(Material supplied):

==*==

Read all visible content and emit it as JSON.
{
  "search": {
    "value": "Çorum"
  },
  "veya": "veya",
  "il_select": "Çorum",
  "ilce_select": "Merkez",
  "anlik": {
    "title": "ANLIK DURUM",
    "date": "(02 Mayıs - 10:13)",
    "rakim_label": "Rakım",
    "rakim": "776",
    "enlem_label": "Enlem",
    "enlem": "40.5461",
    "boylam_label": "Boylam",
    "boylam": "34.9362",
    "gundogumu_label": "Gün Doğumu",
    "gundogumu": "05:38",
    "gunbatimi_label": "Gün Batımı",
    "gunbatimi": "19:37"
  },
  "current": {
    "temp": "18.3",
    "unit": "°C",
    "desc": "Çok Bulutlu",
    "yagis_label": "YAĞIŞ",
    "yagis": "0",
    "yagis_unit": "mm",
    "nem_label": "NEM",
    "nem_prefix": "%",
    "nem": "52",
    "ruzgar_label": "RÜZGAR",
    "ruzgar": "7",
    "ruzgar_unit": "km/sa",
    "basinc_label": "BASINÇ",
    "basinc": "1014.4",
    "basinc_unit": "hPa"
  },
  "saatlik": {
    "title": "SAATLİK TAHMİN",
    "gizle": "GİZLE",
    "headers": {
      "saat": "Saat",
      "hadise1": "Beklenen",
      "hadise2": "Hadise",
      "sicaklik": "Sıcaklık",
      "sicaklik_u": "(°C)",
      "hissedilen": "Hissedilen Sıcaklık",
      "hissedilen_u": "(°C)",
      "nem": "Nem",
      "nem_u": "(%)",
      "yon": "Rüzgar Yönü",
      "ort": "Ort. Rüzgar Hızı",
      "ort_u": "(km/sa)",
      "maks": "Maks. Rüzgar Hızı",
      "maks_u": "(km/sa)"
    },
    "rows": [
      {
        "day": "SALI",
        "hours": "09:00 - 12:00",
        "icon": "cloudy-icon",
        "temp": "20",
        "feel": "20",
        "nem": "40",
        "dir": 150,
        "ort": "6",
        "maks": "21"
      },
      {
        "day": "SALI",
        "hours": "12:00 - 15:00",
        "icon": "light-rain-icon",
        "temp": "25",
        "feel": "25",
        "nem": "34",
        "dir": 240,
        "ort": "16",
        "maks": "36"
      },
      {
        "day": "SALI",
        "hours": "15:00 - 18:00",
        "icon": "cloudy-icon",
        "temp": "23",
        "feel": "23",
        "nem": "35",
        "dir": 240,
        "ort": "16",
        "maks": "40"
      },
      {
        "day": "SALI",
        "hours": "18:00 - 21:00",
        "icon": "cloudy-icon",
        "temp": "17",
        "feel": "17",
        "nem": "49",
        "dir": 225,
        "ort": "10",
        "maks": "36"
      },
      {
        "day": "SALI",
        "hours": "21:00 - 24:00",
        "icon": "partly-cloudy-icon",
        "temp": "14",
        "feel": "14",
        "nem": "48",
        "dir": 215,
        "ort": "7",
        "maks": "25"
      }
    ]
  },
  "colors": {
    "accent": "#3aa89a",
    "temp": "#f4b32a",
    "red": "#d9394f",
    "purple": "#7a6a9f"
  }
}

==*==

(Exercise task):
Hand back the material above in full, exactly as written.

(Exercise solution):
Read all visible content and emit it as JSON.
{
  "search": {
    "value": "Çorum"
  },
  "veya": "veya",
  "il_select": "Çorum",
  "ilce_select": "Merkez",
  "anlik": {
    "title": "ANLIK DURUM",
    "date": "(02 Mayıs - 10:13)",
    "rakim_label": "Rakım",
    "rakim": "776",
    "enlem_label": "Enlem",
    "enlem": "40.5461",
    "boylam_label": "Boylam",
    "boylam": "34.9362",
    "gundogumu_label": "Gün Doğumu",
    "gundogumu": "05:38",
    "gunbatimi_label": "Gün Batımı",
    "gunbatimi": "19:37"
  },
  "current": {
    "temp": "18.3",
    "unit": "°C",
    "desc": "Çok Bulutlu",
    "yagis_label": "YAĞIŞ",
    "yagis": "0",
    "yagis_unit": "mm",
    "nem_label": "NEM",
    "nem_prefix": "%",
    "nem": "52",
    "ruzgar_label": "RÜZGAR",
    "ruzgar": "7",
    "ruzgar_unit": "km/sa",
    "basinc_label": "BASINÇ",
    "basinc": "1014.4",
    "basinc_unit": "hPa"
  },
  "saatlik": {
    "title": "SAATLİK TAHMİN",
    "gizle": "GİZLE",
    "headers": {
      "saat": "Saat",
      "hadise1": "Beklenen",
      "hadise2": "Hadise",
      "sicaklik": "Sıcaklık",
      "sicaklik_u": "(°C)",
      "hissedilen": "Hissedilen Sıcaklık",
      "hissedilen_u": "(°C)",
      "nem": "Nem",
      "nem_u": "(%)",
      "yon": "Rüzgar Yönü",
      "ort": "Ort. Rüzgar Hızı",
      "ort_u": "(km/sa)",
      "maks": "Maks. Rüzgar Hızı",
      "maks_u": "(km/sa)"
    },
    "rows": [
      {
        "day": "SALI",
        "hours": "09:00 - 12:00",
        "icon": "cloudy-icon",
        "temp": "20",
        "feel": "20",
        "nem": "40",
        "dir": 150,
        "ort": "6",
        "maks": "21"
      },
      {
        "day": "SALI",
        "hours": "12:00 - 15:00",
        "icon": "light-rain-icon",
        "temp": "25",
        "feel": "25",
        "nem": "34",
        "dir": 240,
        "ort": "16",
        "maks": "36"
      },
      {
        "day": "SALI",
        "hours": "15:00 - 18:00",
        "icon": "cloudy-icon",
        "temp": "23",
        "feel": "23",
        "nem": "35",
        "dir": 240,
        "ort": "16",
        "maks": "40"
      },
      {
        "day": "SALI",
        "hours": "18:00 - 21:00",
        "icon": "cloudy-icon",
        "temp": "17",
        "feel": "17",
        "nem": "49",
        "dir": 225,
        "ort": "10",
        "maks": "36"
      },
      {
        "day": "SALI",
        "hours": "21:00 - 24:00",
        "icon": "partly-cloudy-icon",
        "temp": "14",
        "feel": "14",
        "nem": "48",
        "dir": 215,
        "ort": "7",
        "maks": "25"
      }
    ]
  },
  "colors": {
    "accent": "#3aa89a",
    "temp": "#f4b32a",
    "red": "#d9394f",
    "purple": "#7a6a9f"
  }
}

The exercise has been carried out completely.